▶ _EXTRACT PROVIDED_:

Re: Referent Tracking
From: | Rik Roots <rik@...> |
Date: | Thursday, November 24, 2005, 1:02 |
On Wednesday 23 Nov 2005 22:48, Chris Bates wrote:
<snip>
> THis is interesting, because it seems very different to me to other
> switch reference systems (which are often used on verbs in complements
> or on clause chains). It's also a very interesting (and slightly
> strange) rule that bans relative clauses from occuring inside main
> clauses and forces them to occur afterwards... but on the other hand,
> the rule doesn't seem unnatural to me.
>
Before I rejigged the system relative clauses would have relative conjunctions
at the beginning and the end, and could be embedded anywhere within the main
clause - but it was clumsy and cumbersome. The system still needs a little
bit of tweaking I think, but I'm in no hurry.
> One question: how do you handle
> subordinate (complement) clauses like for instance "she was going home"
> in "she said she was going home"? Are they mid-clause or shifted to the
> end (or the beginning)? And if they're shifted to the end, do the
> relative clauses occur before or after them? I do you say (roughly) "the
> woman said she was going home who I met in the shop" or "the woman said
> who I met in the shop that she was going home"?

▶ _DIRECTIONS_:
Copy the passage of the referent-tracking reply word for word, starting at "Re: Referent Tracking" and ending at "unnatural to me.".

▶ _EXTRACTED ENTRIES_:
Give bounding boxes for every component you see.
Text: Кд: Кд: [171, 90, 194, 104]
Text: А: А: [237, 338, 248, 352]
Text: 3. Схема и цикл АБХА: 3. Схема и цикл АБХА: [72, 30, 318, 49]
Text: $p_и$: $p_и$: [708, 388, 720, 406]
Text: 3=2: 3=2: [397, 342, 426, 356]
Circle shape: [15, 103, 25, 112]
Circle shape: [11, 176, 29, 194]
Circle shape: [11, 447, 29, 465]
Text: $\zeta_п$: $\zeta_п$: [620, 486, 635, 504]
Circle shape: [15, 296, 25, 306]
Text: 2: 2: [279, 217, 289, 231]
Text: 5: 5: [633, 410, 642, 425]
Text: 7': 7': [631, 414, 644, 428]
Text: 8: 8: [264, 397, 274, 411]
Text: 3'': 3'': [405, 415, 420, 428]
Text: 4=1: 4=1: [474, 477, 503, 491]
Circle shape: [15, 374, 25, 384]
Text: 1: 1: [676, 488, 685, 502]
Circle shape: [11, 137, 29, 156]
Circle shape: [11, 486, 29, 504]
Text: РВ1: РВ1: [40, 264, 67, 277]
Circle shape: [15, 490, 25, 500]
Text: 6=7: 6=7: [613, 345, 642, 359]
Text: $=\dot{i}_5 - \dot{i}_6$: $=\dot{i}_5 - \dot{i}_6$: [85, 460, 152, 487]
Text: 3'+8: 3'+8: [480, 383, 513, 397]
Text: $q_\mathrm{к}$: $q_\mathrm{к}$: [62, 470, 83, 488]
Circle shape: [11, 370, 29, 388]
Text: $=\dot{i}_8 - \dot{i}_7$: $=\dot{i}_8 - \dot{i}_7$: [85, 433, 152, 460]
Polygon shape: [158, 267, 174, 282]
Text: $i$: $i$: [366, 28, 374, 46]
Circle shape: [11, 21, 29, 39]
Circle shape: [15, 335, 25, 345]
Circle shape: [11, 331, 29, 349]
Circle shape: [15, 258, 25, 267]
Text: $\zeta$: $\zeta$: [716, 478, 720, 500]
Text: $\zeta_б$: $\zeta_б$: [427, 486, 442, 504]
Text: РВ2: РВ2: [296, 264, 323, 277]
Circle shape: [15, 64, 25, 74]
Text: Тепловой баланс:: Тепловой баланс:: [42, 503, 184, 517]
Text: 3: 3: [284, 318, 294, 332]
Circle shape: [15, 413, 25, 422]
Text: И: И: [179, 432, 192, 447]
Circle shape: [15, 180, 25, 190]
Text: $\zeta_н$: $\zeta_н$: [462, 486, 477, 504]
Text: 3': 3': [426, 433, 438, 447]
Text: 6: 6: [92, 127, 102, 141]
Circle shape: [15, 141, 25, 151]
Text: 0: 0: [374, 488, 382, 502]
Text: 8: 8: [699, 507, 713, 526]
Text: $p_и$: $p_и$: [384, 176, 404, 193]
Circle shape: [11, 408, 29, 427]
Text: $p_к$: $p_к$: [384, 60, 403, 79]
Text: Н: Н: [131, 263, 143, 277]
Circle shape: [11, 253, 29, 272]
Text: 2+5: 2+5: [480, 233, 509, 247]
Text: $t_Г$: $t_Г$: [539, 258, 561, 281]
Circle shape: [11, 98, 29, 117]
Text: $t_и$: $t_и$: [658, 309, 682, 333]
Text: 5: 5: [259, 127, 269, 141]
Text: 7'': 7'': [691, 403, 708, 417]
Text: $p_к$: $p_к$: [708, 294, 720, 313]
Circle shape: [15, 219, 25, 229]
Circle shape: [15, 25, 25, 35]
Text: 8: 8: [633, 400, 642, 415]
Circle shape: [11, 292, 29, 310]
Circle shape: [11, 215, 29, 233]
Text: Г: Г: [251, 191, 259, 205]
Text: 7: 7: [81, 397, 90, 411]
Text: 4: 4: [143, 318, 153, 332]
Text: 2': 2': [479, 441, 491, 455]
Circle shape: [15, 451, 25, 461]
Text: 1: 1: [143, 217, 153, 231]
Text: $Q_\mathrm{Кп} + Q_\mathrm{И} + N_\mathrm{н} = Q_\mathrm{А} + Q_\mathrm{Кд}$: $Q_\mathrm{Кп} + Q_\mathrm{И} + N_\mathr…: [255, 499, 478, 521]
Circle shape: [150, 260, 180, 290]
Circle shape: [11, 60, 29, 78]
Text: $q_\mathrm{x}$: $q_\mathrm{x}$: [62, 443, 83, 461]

▶ _OUTPUT OF THE EXERCISE_:
Re: Referent Tracking
From: | Rik Roots <rik@...> |
Date: | Thursday, November 24, 2005, 1:02 |
On Wednesday 23 Nov 2005 22:48, Chris Bates wrote:
<snip>
> THis is interesting, because it seems very different to me to other
> switch reference systems (which are often used on verbs in complements
> or on clause chains). It's also a very interesting (and slightly
> strange) rule that bans relative clauses from occuring inside main
> clauses and forces them to occur afterwards... but on the other hand,
> the rule doesn't seem unnatural to me.